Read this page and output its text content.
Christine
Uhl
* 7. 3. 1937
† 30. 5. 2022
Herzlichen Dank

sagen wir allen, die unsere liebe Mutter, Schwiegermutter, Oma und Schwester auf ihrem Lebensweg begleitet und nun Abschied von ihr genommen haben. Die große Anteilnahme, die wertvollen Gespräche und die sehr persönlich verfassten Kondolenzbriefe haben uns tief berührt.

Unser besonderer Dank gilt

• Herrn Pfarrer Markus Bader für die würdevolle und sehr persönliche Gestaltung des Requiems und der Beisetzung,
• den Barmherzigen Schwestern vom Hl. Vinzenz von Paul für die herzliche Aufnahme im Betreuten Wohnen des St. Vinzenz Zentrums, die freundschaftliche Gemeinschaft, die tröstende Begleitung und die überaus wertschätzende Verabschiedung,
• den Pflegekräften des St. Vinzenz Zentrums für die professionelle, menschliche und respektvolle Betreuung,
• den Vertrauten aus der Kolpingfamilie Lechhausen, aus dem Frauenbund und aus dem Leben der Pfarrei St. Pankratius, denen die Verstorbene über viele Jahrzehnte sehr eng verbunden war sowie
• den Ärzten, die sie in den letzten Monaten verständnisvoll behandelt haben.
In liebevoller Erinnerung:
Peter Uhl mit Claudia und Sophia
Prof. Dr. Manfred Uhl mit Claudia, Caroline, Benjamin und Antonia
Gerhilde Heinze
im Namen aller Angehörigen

**PROBLEM**
All lines above are to be transcribed exactly.

**SOLUTION FOR THIS PROBLEM**
Read this page and output its text content.
Christine
Uhl
* 7. 3. 1937
† 30. 5. 2022
Herzlichen Dank

sagen wir allen, die unsere liebe Mutter, Schwiegermutter, Oma und Schwester auf ihrem Lebensweg begleitet und nun Abschied von ihr genommen haben. Die große Anteilnahme, die wertvollen Gespräche und die sehr persönlich verfassten Kondolenzbriefe haben uns tief berührt.

Unser besonderer Dank gilt

• Herrn Pfarrer Markus Bader für die würdevolle und sehr persönliche Gestaltung des Requiems und der Beisetzung,
• den Barmherzigen Schwestern vom Hl. Vinzenz von Paul für die herzliche Aufnahme im Betreuten Wohnen des St. Vinzenz Zentrums, die freundschaftliche Gemeinschaft, die tröstende Begleitung und die überaus wertschätzende Verabschiedung,
• den Pflegekräften des St. Vinzenz Zentrums für die professionelle, menschliche und respektvolle Betreuung,
• den Vertrauten aus der Kolpingfamilie Lechhausen, aus dem Frauenbund und aus dem Leben der Pfarrei St. Pankratius, denen die Verstorbene über viele Jahrzehnte sehr eng verbunden war sowie
• den Ärzten, die sie in den letzten Monaten verständnisvoll behandelt haben.
In liebevoller Erinnerung:
Peter Uhl mit Claudia und Sophia
Prof. Dr. Manfred Uhl mit Claudia, Caroline, Benjamin und Antonia
Gerhilde Heinze
im Namen aller Angehörigen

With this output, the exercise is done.